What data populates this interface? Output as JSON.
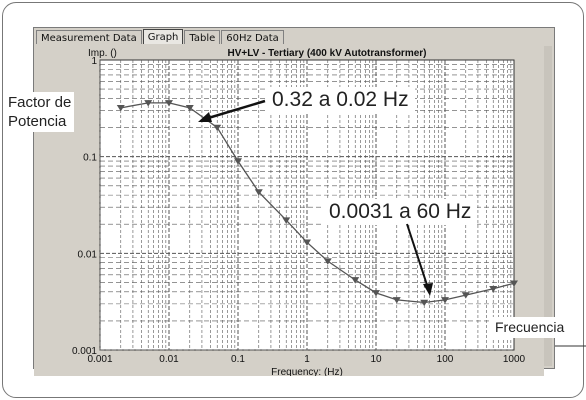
{
  "window": {
    "tabs": [
      {
        "label": "Measurement Data",
        "active": false
      },
      {
        "label": "Graph",
        "active": true
      },
      {
        "label": "Table",
        "active": false
      },
      {
        "label": "60Hz Data",
        "active": false
      }
    ]
  },
  "annotations": {
    "factor_line1": "Factor de",
    "factor_line2": "Potencia",
    "callout_low": "0.32 a 0.02 Hz",
    "callout_high": "0.0031 a 60 Hz",
    "frequency_label": "Frecuencia"
  },
  "colors": {
    "plot_background": "#ffffff",
    "grid": "#555555",
    "series": "#555555",
    "window": "#d4d0c8"
  },
  "chart_data": {
    "type": "line",
    "title": "HV+LV - Tertiary (400 kV Autotransformer)",
    "ylabel": "Imp. ()",
    "xlabel": "Frequency: (Hz)",
    "x_scale": "log",
    "y_scale": "log",
    "xlim": [
      0.001,
      1000
    ],
    "ylim": [
      0.001,
      1
    ],
    "x_ticks": [
      "0.001",
      "0.01",
      "0.1",
      "1",
      "10",
      "100",
      "1000"
    ],
    "y_ticks": [
      "1",
      "0.1",
      "0.01",
      "0.001"
    ],
    "grid": true,
    "series": [
      {
        "marker": "triangle-down",
        "x": [
          0.002,
          0.005,
          0.01,
          0.02,
          0.05,
          0.1,
          0.2,
          0.5,
          1,
          2,
          5,
          10,
          20,
          50,
          100,
          200,
          500,
          1000
        ],
        "y": [
          0.32,
          0.36,
          0.36,
          0.32,
          0.2,
          0.09,
          0.043,
          0.022,
          0.013,
          0.0083,
          0.0053,
          0.0039,
          0.0033,
          0.0031,
          0.0033,
          0.0037,
          0.0043,
          0.0049
        ]
      }
    ]
  }
}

*To be done*.
Transcribe the entries above verbatim, omitting their pictures.

*The reply*.
What data populates this interface? Output as JSON.
{
  "window": {
    "tabs": [
      {
        "label": "Measurement Data",
        "active": false
      },
      {
        "label": "Graph",
        "active": true
      },
      {
        "label": "Table",
        "active": false
      },
      {
        "label": "60Hz Data",
        "active": false
      }
    ]
  },
  "annotations": {
    "factor_line1": "Factor de",
    "factor_line2": "Potencia",
    "callout_low": "0.32 a 0.02 Hz",
    "callout_high": "0.0031 a 60 Hz",
    "frequency_label": "Frecuencia"
  },
  "colors": {
    "plot_background": "#ffffff",
    "grid": "#555555",
    "series": "#555555",
    "window": "#d4d0c8"
  },
  "chart_data": {
    "type": "line",
    "title": "HV+LV - Tertiary (400 kV Autotransformer)",
    "ylabel": "Imp. ()",
    "xlabel": "Frequency: (Hz)",
    "x_scale": "log",
    "y_scale": "log",
    "xlim": [
      0.001,
      1000
    ],
    "ylim": [
      0.001,
      1
    ],
    "x_ticks": [
      "0.001",
      "0.01",
      "0.1",
      "1",
      "10",
      "100",
      "1000"
    ],
    "y_ticks": [
      "1",
      "0.1",
      "0.01",
      "0.001"
    ],
    "grid": true,
    "series": [
      {
        "marker": "triangle-down",
        "x": [
          0.002,
          0.005,
          0.01,
          0.02,
          0.05,
          0.1,
          0.2,
          0.5,
          1,
          2,
          5,
          10,
          20,
          50,
          100,
          200,
          500,
          1000
        ],
        "y": [
          0.32,
          0.36,
          0.36,
          0.32,
          0.2,
          0.09,
          0.043,
          0.022,
          0.013,
          0.0083,
          0.0053,
          0.0039,
          0.0033,
          0.0031,
          0.0033,
          0.0037,
          0.0043,
          0.0049
        ]
      }
    ]
  }
}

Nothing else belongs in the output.